Auszuführende Aufgaben:
[a] Geben Sie den Abschnitt des Textes über die Ukrainisierung zwischen "Dieses Gleichgewicht wurde" und "neuen Staatlichkeit wurde.", beide Stellen eingeschlossen, wortgetreu aus.
[b] Schreiben Sie den Text über die Ukrainisierung im Anschluss an seinen letzten Satz weiter.
-------- Ausgewählter Abschnitt --------
In den vergangenen Jahren spielte die russische Sprachproblematik eine besondere Rolle – mit einem Verbot des Gebrauchs der Sprache in verschiedenen Bereichen, angefangen bei den Medien über das Bildungswesen bis hin zu Regierungsbehörden. Jetzt haben die ukrainischen Behörden damit begonnen, Denkmäler russischer Kultur- und Politpersönlichkeiten abzureißen und nach ihnen benannte Straßen und Plätze umzubenennen. Welche Folgen kann die neuste Welle der Entrussifizierung der Ukraine haben, und wie fähig ist Moskau, diese Situation während seiner Militäroffensive zu beeinflussen?
Das Russische ablehnen
Der Kurs zur Ukrainisierung wurde im Spätsommer 1991 mit einigen Vorbehalten unmittelbar nach der Unabhängigkeit des Landes eingeschlagen. Die ersten längerfristigen Programme, die darauf abzielten, Bildungsinstitutionen und Medien zum Gebrauch der offiziellen Staatssprache zu bewegen, wurden in den 90er Jahren eingeführt. "Ukrainisierung ist die Wiederherstellung der Gerechtigkeit", schrieb der zweite Präsident des Landes, Leonid Kutschma, in seinem wegweisenden Buch "Die Ukraine ist nicht Russland".
Aber damals war es der russischen und russischsprachigen Bevölkerung noch möglich, politische Bewegungen zu gründen, Kulturzentren zu betreiben und ihre Muttersprache im öffentlichen Raum zu verwenden.
Dieses Gleichgewicht wurde nach den Ereignissen des noch jungen Jahres 2014 endgültig gekippt, als der Kampf gegen alles, was mit Moskau zu tun hatte, zum Symbol für die Entwicklung einer neuen Staatlichkeit wurde.
Von da an hatten die Russen die Wahl, entweder ihre Identität vollständig aufzugeben, Ukrainer zu werden und in ihrer eigenen Heimat eine Fremdsprache zu lernen, oder eine nationale Gruppe ohne vollständige Rechte zu bleiben. Und dies trotz der Bestimmungen von Artikel 10 der ukrainischen Verfassung, der die freie Förderung und Verwendung der russischen Sprache garantiert.
-------- Datenauflistung --------
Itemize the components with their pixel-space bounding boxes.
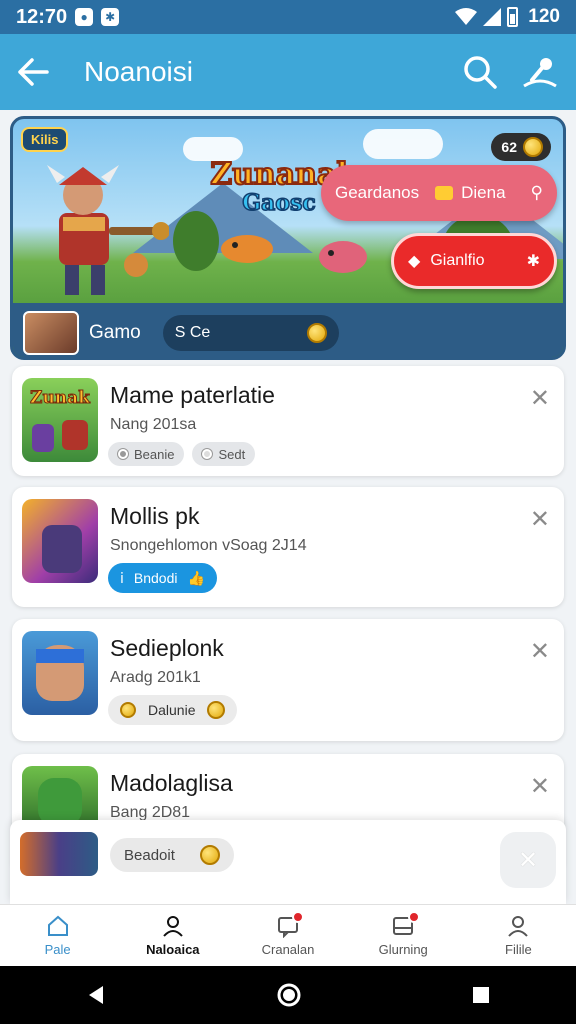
diamond-icon: ◆ <box>408 253 421 270</box>
creature-art <box>221 235 273 263</box>
nav-label: Pale <box>44 942 71 957</box>
list-item[interactable]: Zunak Mame paterlatie Nang 201sa Beanie … <box>12 366 564 476</box>
mini-action-button[interactable]: Beadoit <box>110 838 234 872</box>
mini-action-label: Beadoit <box>124 846 175 864</box>
coin-counter[interactable]: 62 <box>491 133 551 161</box>
tree-decoration <box>173 211 219 271</box>
game-icon <box>22 631 98 715</box>
tag-label: Beanie <box>134 446 175 462</box>
bottom-navigation: Pale Naloaica Cranalan Glurning Filile <box>0 904 576 966</box>
system-navigation-bar <box>0 966 576 1024</box>
game-thumbnail[interactable] <box>23 311 79 355</box>
edit-icon[interactable] <box>520 54 560 90</box>
banner-game-label: Gamo <box>89 322 141 343</box>
game-icon: Zunak <box>22 378 98 462</box>
banner-footer: Gamo S Ce <box>13 303 563 357</box>
coin-icon <box>306 323 327 343</box>
list-item-title: Mollis pk <box>110 503 200 529</box>
list-item-subtitle: Nang 201sa <box>110 416 197 433</box>
recents-square-icon[interactable] <box>471 985 491 1005</box>
creature-art <box>319 241 367 273</box>
wifi-icon <box>455 8 478 25</box>
game-icon <box>22 499 98 583</box>
app-bar: Noanoisi <box>0 34 576 110</box>
list-item[interactable]: Mollis pk Snongehlomon vSoag 2J14 ⅰ Bndo… <box>12 487 564 607</box>
back-arrow-icon[interactable] <box>16 57 50 87</box>
action-button-label: Dalunie <box>148 702 196 718</box>
coin-icon <box>120 702 136 718</box>
action-button[interactable]: ⅰ Bndodi 👍 <box>108 563 217 593</box>
nav-item-user[interactable]: Naloaica <box>115 905 230 966</box>
tag-chip[interactable]: Beanie <box>108 442 185 466</box>
info-icon: ⅰ <box>120 569 124 586</box>
thumb-icon: 👍 <box>187 569 205 586</box>
close-icon[interactable]: ✕ <box>530 772 550 801</box>
search-icon[interactable] <box>462 54 498 90</box>
nav-label: Naloaica <box>146 942 200 957</box>
back-triangle-icon[interactable] <box>85 984 107 1006</box>
game-icon-title: Zunak <box>30 388 91 409</box>
warrior-character-art <box>47 165 169 295</box>
list-item-title: Sedieplonk <box>110 635 224 661</box>
featured-banner[interactable]: Zunanal Gaosc Kilis 62 Geardanos Diena ⚲… <box>10 116 566 360</box>
nav-item-home[interactable]: Pale <box>0 905 115 966</box>
action-button[interactable]: Dalunie <box>108 695 238 725</box>
list-item-title: Mame paterlatie <box>110 382 275 408</box>
list-item[interactable]: Sedieplonk Aradg 201k1 Dalunie ✕ <box>12 619 564 741</box>
mini-player-bar[interactable]: Beadoit ✕ <box>10 820 566 904</box>
list-item-subtitle: Snongehlomon vSoag 2J14 <box>110 537 307 554</box>
battery-icon <box>507 7 519 27</box>
banner-input-text: S Ce <box>174 324 211 341</box>
notification-badge <box>407 911 420 923</box>
settings-notification-icon: ✱ <box>101 8 120 26</box>
notification-badge <box>292 911 305 923</box>
event-button[interactable]: Geardanos Diena ⚲ <box>321 165 557 221</box>
list-item-title: Madolaglisa <box>110 770 233 796</box>
action-button-label: Bndodi <box>133 570 178 586</box>
signal-icon <box>483 8 502 26</box>
coin-count: 62 <box>501 139 517 155</box>
profile-icon <box>508 916 529 937</box>
banner-input[interactable]: S Ce <box>162 315 339 351</box>
tag-chip: Kilis <box>21 127 69 152</box>
event-sublabel: Diena <box>461 183 506 202</box>
coin-icon <box>200 845 220 865</box>
event-label: Geardanos <box>335 183 420 202</box>
status-time: 12:70 <box>16 5 68 28</box>
user-icon <box>163 916 183 937</box>
coin-icon <box>523 137 543 157</box>
chest-icon <box>435 186 454 200</box>
nav-label: Filile <box>505 942 532 957</box>
location-pin-icon: ⚲ <box>530 183 543 202</box>
game-thumbnail[interactable] <box>20 832 98 876</box>
page-title: Noanoisi <box>84 56 193 87</box>
nav-label: Glurning <box>378 942 428 957</box>
coin-icon <box>207 701 226 719</box>
pet-art <box>124 253 148 277</box>
nav-label: Cranalan <box>261 942 315 957</box>
list-item-subtitle: Aradg 201k1 <box>110 669 201 686</box>
close-icon[interactable]: ✕ <box>530 384 550 413</box>
tag-label: Sedt <box>218 446 246 462</box>
nav-item-chat[interactable]: Cranalan <box>230 905 345 966</box>
play-label: Gianlfio <box>430 252 485 269</box>
nav-item-inbox[interactable]: Glurning <box>346 905 461 966</box>
gear-icon: ✱ <box>526 253 540 270</box>
tag-chip[interactable]: Sedt <box>192 442 256 466</box>
play-button[interactable]: ◆ Gianlfio ✱ <box>391 233 557 289</box>
home-icon <box>47 915 68 936</box>
close-button[interactable]: ✕ <box>500 832 556 888</box>
battery-level: 120 <box>528 6 560 27</box>
notification-icon: ● <box>75 8 94 26</box>
close-icon[interactable]: ✕ <box>530 505 550 534</box>
status-bar: 12:70 ● ✱ 120 <box>0 0 576 34</box>
close-icon[interactable]: ✕ <box>530 637 550 666</box>
cloud-decoration <box>363 129 443 159</box>
nav-item-profile[interactable]: Filile <box>461 905 576 966</box>
home-circle-icon[interactable] <box>276 982 302 1008</box>
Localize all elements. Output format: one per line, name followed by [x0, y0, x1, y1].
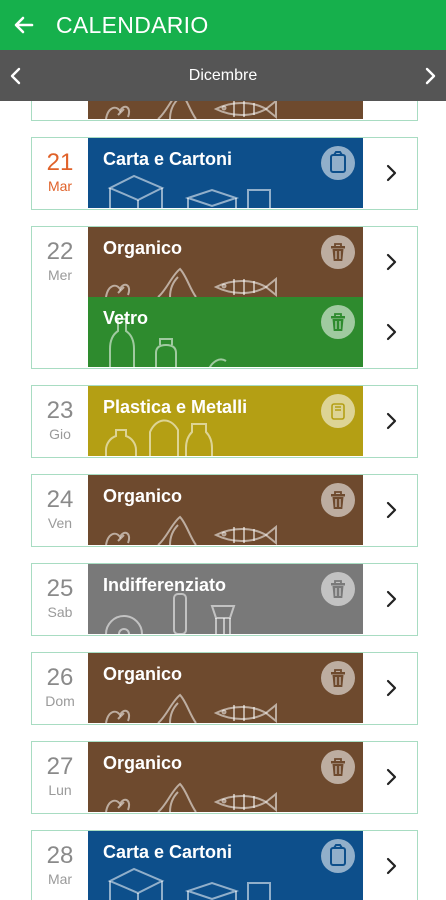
--------
Ausgaben:
[a]
Dieses Gleichgewicht wurde nach den Ereignissen des noch jungen Jahres 2014 endgültig gekippt, als der Kampf gegen alles, was mit Moskau zu tun hatte, zum Symbol für die Entwicklung einer neuen Staatlichkeit wurde.

[b]
Im Zeitraum von 2020 bis 2022 wurde eine Reihe von Gesetzen auf verschiedenen Ebenen verabschiedet, um die Politik der Ukrainisierung umzusetzen:
- Das Gesetz zur Gewährleistung der Funktionsfähigkeit der ukrainischen Sprache als offizielle Staatssprache sah vor, die gesamte Filmindustrie, den Informationsbereich, den Dienstleistungssektor und die Regierungsverwaltung ins Ukrainische zu verlagern.
- Das Gesetz über die allgemeine Sekundarschulbildung hat zum 1. September 2020 alle russischsprachigen Schulen im Land abgeschafft.
- Das Gesetz über indigene Völker schloss die Möglichkeit aus, Russen weitreichende kulturelle, wirtschaftliche, pädagogische und sprachliche Rechte zu gewähren.
- Ein Regierungsprogramm zur Entwicklung der Funktionalität der ukrainischen Sprache fordert bis ins Jahr 2030 die Einführung der offiziellen Staatssprache in allen Bereichen des öffentlichen Lebens.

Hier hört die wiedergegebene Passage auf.